# [WHAT TO DO]
Transcribe each line exactly.

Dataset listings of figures
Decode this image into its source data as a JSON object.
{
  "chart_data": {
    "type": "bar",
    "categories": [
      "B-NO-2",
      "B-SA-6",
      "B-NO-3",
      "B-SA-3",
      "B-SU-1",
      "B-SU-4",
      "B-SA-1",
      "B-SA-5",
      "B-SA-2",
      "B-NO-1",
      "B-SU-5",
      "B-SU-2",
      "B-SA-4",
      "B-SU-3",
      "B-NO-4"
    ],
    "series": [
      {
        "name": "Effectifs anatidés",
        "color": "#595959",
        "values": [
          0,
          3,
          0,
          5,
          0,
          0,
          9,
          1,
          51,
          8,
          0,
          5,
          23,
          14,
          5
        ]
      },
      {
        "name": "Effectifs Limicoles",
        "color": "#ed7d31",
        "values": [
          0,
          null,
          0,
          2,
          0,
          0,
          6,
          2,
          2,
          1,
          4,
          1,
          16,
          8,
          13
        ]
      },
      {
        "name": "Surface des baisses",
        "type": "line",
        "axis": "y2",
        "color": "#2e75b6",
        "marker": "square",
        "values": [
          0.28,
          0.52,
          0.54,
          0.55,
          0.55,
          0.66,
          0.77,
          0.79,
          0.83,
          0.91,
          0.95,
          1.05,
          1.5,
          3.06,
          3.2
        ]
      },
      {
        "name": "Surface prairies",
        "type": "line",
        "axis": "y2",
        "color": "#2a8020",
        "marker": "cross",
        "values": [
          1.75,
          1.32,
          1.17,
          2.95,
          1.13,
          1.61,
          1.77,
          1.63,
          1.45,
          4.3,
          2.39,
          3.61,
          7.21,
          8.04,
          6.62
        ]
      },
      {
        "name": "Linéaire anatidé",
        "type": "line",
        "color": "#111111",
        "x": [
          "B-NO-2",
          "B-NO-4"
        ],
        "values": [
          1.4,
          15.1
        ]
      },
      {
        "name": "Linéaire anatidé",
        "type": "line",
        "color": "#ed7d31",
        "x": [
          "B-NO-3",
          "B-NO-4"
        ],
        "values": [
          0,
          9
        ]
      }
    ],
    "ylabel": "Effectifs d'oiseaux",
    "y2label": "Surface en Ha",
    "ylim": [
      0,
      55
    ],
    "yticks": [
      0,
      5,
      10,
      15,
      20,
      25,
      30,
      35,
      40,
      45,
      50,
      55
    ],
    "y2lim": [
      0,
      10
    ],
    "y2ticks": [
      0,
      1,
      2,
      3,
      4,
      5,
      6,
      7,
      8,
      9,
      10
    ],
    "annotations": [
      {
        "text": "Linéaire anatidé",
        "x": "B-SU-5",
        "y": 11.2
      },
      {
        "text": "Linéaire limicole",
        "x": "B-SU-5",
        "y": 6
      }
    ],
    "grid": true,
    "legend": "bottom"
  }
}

# [EXERCISE ANSWER]
Decode this image into its source data as a JSON object.
{
  "chart_data": {
    "type": "bar",
    "categories": [
      "B-NO-2",
      "B-SA-6",
      "B-NO-3",
      "B-SA-3",
      "B-SU-1",
      "B-SU-4",
      "B-SA-1",
      "B-SA-5",
      "B-SA-2",
      "B-NO-1",
      "B-SU-5",
      "B-SU-2",
      "B-SA-4",
      "B-SU-3",
      "B-NO-4"
    ],
    "series": [
      {
        "name": "Effectifs anatidés",
        "color": "#595959",
        "values": [
          0,
          3,
          0,
          5,
          0,
          0,
          9,
          1,
          51,
          8,
          0,
          5,
          23,
          14,
          5
        ]
      },
      {
        "name": "Effectifs Limicoles",
        "color": "#ed7d31",
        "values": [
          0,
          null,
          0,
          2,
          0,
          0,
          6,
          2,
          2,
          1,
          4,
          1,
          16,
          8,
          13
        ]
      },
      {
        "name": "Surface des baisses",
        "type": "line",
        "axis": "y2",
        "color": "#2e75b6",
        "marker": "square",
        "values": [
          0.28,
          0.52,
          0.54,
          0.55,
          0.55,
          0.66,
          0.77,
          0.79,
          0.83,
          0.91,
          0.95,
          1.05,
          1.5,
          3.06,
          3.2
        ]
      },
      {
        "name": "Surface prairies",
        "type": "line",
        "axis": "y2",
        "color": "#2a8020",
        "marker": "cross",
        "values": [
          1.75,
          1.32,
          1.17,
          2.95,
          1.13,
          1.61,
          1.77,
          1.63,
          1.45,
          4.3,
          2.39,
          3.61,
          7.21,
          8.04,
          6.62
        ]
      },
      {
        "name": "Linéaire anatidé",
        "type": "line",
        "color": "#111111",
        "x": [
          "B-NO-2",
          "B-NO-4"
        ],
        "values": [
          1.4,
          15.1
        ]
      },
      {
        "name": "Linéaire anatidé",
        "type": "line",
        "color": "#ed7d31",
        "x": [
          "B-NO-3",
          "B-NO-4"
        ],
        "values": [
          0,
          9
        ]
      }
    ],
    "ylabel": "Effectifs d'oiseaux",
    "y2label": "Surface en Ha",
    "ylim": [
      0,
      55
    ],
    "yticks": [
      0,
      5,
      10,
      15,
      20,
      25,
      30,
      35,
      40,
      45,
      50,
      55
    ],
    "y2lim": [
      0,
      10
    ],
    "y2ticks": [
      0,
      1,
      2,
      3,
      4,
      5,
      6,
      7,
      8,
      9,
      10
    ],
    "annotations": [
      {
        "text": "Linéaire anatidé",
        "x": "B-SU-5",
        "y": 11.2
      },
      {
        "text": "Linéaire limicole",
        "x": "B-SU-5",
        "y": 6
      }
    ],
    "grid": true,
    "legend": "bottom"
  }
}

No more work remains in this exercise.